━━━ Exercise material
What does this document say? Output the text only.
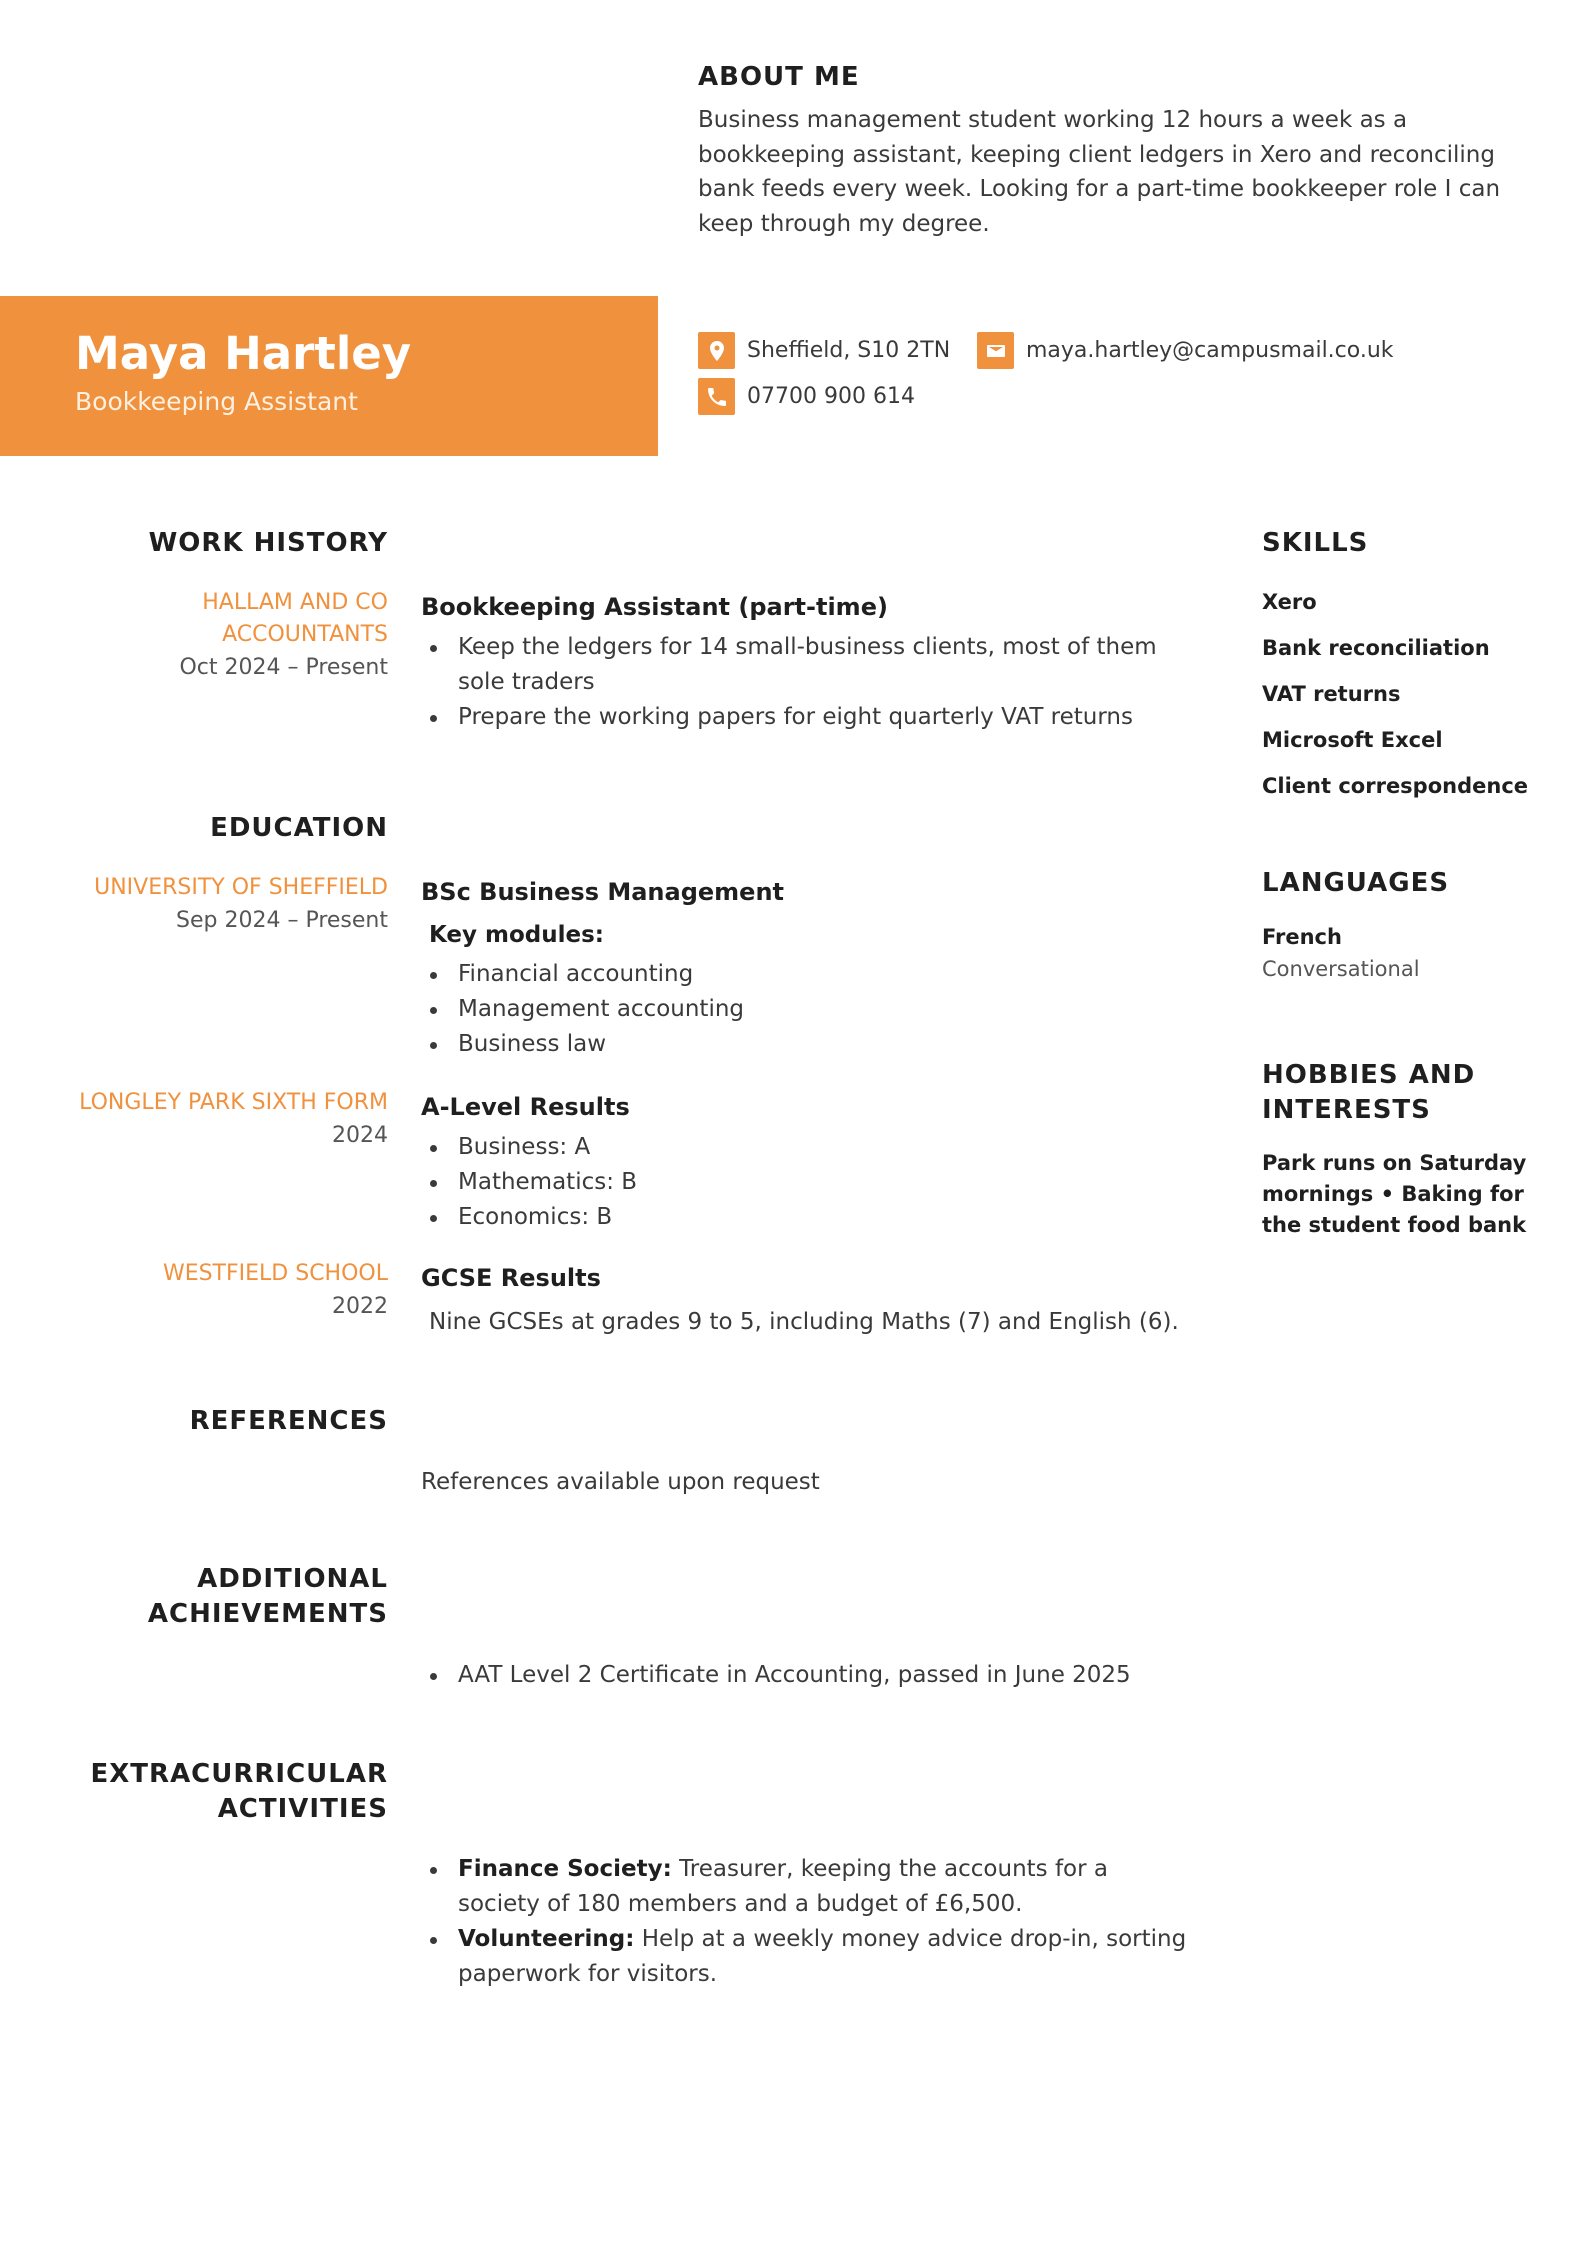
ABOUT ME

Business management student working 12 hours a week as a bookkeeping assistant, keeping client ledgers in Xero and reconciling bank feeds every week. Looking for a part-time bookkeeper role I can keep through my degree.

Maya Hartley
Bookkeeping Assistant
Sheffield, S10 2TN	maya.hartley@campusmail.co.uk
07700 900 614
WORK HISTORY
HALLAM AND CO
ACCOUNTANTS
Oct 2024 – Present
Bookkeeping Assistant (part-time)
Keep the ledgers for 14 small-business clients, most of them sole traders
Prepare the working papers for eight quarterly VAT returns
EDUCATION
UNIVERSITY OF SHEFFIELD
Sep 2024 – Present
BSc Business Management
Key modules:
Financial accounting
Management accounting
Business law
LONGLEY PARK SIXTH FORM
2024
A-Level Results
Business: A
Mathematics: B
Economics: B
WESTFIELD SCHOOL
2022
GCSE Results

Nine GCSEs at grades 9 to 5, including Maths (7) and English (6).

REFERENCES

References available upon request

ADDITIONAL
ACHIEVEMENTS
AAT Level 2 Certificate in Accounting, passed in June 2025
EXTRACURRICULAR
ACTIVITIES
Finance Society: Treasurer, keeping the accounts for a society of 180 members and a budget of £6,500.
Volunteering: Help at a weekly money advice drop-in, sorting paperwork for visitors.
SKILLS
Xero
Bank reconciliation
VAT returns
Microsoft Excel
Client correspondence
LANGUAGES
French
Conversational
HOBBIES AND
INTERESTS

Park runs on Saturday mornings • Baking for the student food bank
━━━━━━
• Stated task:
Write the listing out a second time exactly, dropping all images.

• Worked answer:
What does this document say? Output the text only.
ABOUT ME

Business management student working 12 hours a week as a bookkeeping assistant, keeping client ledgers in Xero and reconciling bank feeds every week. Looking for a part-time bookkeeper role I can keep through my degree.

Maya Hartley
Bookkeeping Assistant
Sheffield, S10 2TN	maya.hartley@campusmail.co.uk
07700 900 614
WORK HISTORY
HALLAM AND CO
ACCOUNTANTS
Oct 2024 – Present
Bookkeeping Assistant (part-time)
Keep the ledgers for 14 small-business clients, most of them sole traders
Prepare the working papers for eight quarterly VAT returns
EDUCATION
UNIVERSITY OF SHEFFIELD
Sep 2024 – Present
BSc Business Management
Key modules:
Financial accounting
Management accounting
Business law
LONGLEY PARK SIXTH FORM
2024
A-Level Results
Business: A
Mathematics: B
Economics: B
WESTFIELD SCHOOL
2022
GCSE Results

Nine GCSEs at grades 9 to 5, including Maths (7) and English (6).

REFERENCES

References available upon request

ADDITIONAL
ACHIEVEMENTS
AAT Level 2 Certificate in Accounting, passed in June 2025
EXTRACURRICULAR
ACTIVITIES
Finance Society: Treasurer, keeping the accounts for a society of 180 members and a budget of £6,500.
Volunteering: Help at a weekly money advice drop-in, sorting paperwork for visitors.
SKILLS
Xero
Bank reconciliation
VAT returns
Microsoft Excel
Client correspondence
LANGUAGES
French
Conversational
HOBBIES AND
INTERESTS

Park runs on Saturday mornings • Baking for the student food bank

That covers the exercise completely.